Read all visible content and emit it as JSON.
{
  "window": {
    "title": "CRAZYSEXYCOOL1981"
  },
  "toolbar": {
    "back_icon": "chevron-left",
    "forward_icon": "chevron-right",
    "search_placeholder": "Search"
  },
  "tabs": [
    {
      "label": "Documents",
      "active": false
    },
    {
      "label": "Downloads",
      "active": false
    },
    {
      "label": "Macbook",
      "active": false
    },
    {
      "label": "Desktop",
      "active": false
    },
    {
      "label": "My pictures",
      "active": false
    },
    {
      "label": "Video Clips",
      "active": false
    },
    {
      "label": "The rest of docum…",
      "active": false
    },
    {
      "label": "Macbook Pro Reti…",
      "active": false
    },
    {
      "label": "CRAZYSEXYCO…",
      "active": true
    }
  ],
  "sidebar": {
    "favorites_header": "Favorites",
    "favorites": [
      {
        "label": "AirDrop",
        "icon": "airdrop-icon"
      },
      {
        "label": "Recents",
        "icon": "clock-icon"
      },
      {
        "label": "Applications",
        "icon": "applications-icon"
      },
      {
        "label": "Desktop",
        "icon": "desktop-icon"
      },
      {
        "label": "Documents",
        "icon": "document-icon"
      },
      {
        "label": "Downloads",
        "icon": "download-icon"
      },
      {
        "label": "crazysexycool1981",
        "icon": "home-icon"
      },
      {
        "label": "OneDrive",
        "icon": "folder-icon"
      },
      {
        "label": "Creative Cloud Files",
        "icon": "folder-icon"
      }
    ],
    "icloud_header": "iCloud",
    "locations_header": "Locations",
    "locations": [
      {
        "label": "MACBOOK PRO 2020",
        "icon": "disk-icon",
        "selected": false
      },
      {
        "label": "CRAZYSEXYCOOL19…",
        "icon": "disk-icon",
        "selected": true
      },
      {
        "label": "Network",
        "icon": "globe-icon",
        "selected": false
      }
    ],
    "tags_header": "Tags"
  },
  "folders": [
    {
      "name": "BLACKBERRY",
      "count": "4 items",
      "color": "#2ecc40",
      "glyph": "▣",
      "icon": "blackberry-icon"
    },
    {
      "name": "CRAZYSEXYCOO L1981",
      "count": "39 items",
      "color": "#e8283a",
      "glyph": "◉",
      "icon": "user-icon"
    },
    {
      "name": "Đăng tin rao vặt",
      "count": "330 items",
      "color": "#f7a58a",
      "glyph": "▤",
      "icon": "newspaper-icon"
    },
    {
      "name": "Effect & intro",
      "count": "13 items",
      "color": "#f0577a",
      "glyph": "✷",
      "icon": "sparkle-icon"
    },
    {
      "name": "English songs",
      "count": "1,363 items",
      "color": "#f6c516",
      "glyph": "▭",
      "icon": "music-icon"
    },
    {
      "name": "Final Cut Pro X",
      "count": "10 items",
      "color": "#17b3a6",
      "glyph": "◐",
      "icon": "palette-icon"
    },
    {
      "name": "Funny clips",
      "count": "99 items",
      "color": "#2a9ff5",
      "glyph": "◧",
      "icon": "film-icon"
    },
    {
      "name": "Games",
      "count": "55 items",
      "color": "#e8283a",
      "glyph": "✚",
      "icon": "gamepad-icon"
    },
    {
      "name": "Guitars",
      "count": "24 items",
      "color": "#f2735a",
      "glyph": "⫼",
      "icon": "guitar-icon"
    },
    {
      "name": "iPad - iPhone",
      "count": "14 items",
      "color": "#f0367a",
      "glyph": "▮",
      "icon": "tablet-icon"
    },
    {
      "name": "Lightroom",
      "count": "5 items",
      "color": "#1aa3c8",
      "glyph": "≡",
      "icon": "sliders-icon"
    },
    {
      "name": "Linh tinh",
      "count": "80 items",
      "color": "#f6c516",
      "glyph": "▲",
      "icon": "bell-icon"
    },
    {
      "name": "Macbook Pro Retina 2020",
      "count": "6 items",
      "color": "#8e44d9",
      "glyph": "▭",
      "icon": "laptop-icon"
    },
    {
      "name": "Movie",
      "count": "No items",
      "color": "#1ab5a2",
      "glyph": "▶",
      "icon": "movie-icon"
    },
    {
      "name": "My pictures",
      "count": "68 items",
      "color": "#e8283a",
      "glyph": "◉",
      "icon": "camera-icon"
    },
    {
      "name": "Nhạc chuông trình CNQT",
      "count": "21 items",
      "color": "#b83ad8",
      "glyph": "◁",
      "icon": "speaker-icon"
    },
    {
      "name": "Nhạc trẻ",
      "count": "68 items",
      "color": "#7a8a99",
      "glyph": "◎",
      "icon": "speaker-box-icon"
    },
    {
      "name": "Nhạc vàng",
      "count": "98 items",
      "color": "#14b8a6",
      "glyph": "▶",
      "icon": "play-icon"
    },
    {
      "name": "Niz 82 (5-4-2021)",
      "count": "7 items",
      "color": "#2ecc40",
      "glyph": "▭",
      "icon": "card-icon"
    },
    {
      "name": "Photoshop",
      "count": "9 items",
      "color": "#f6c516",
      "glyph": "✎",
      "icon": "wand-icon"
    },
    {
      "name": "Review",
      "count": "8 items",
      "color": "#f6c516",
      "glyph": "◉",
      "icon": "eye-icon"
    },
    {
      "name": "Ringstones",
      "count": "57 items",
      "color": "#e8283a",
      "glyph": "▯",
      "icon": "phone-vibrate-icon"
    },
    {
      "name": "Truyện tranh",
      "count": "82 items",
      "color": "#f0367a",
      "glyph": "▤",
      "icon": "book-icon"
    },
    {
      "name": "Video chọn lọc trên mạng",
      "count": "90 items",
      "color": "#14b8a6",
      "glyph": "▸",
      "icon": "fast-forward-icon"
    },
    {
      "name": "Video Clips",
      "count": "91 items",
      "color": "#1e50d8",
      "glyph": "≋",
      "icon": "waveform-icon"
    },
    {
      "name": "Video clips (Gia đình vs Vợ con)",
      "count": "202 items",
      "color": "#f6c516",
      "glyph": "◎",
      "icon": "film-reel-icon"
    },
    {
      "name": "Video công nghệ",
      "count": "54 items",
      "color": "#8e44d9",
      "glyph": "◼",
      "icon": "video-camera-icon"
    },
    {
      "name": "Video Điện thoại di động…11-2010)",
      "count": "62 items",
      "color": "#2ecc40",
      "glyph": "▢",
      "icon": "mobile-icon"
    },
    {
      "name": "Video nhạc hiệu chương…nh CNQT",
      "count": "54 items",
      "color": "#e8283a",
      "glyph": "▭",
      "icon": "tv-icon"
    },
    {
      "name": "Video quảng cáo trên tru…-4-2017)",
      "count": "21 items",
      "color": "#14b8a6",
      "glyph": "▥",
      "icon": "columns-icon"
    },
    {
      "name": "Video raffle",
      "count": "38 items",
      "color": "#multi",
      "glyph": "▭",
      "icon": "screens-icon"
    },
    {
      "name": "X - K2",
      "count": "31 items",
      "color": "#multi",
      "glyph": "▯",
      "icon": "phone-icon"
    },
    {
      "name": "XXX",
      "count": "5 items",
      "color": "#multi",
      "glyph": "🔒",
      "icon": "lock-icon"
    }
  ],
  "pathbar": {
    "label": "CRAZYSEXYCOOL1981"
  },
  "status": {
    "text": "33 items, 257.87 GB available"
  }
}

┄┄┄┄┄┄┄┄┄┄┄┄┄┄┄┄┄┄┄┄

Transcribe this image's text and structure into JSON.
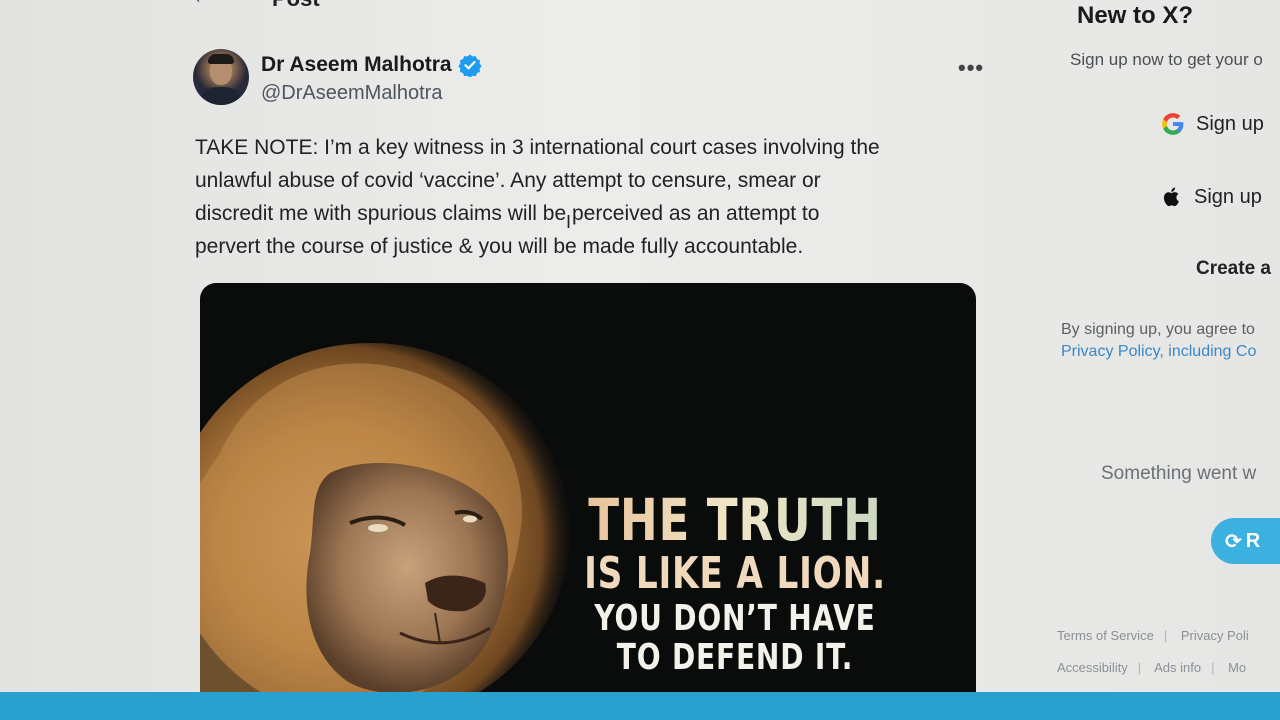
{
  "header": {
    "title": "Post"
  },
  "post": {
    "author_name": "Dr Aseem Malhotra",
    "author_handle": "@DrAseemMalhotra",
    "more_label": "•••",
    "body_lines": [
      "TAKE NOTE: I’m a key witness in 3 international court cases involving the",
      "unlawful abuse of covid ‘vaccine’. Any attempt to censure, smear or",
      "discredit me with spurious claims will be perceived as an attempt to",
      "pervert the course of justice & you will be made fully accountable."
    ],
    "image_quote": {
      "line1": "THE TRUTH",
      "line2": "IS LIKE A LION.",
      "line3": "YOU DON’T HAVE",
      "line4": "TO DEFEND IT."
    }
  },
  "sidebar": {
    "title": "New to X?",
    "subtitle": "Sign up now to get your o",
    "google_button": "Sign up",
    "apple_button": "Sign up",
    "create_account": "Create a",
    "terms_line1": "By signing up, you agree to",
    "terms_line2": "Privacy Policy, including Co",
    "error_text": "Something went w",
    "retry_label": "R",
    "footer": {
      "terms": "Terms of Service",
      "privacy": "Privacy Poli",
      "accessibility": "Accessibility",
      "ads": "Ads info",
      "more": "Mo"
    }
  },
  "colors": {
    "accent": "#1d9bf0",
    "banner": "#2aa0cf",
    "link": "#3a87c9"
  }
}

┄┄┄┄┄┄┄┄┄┄┄┄┄┄┄┄┄┄┄┄

Stated task = State the number of lines in the preceding entries that include the word "will". Provide nothing else.

Reply to the exercise = 2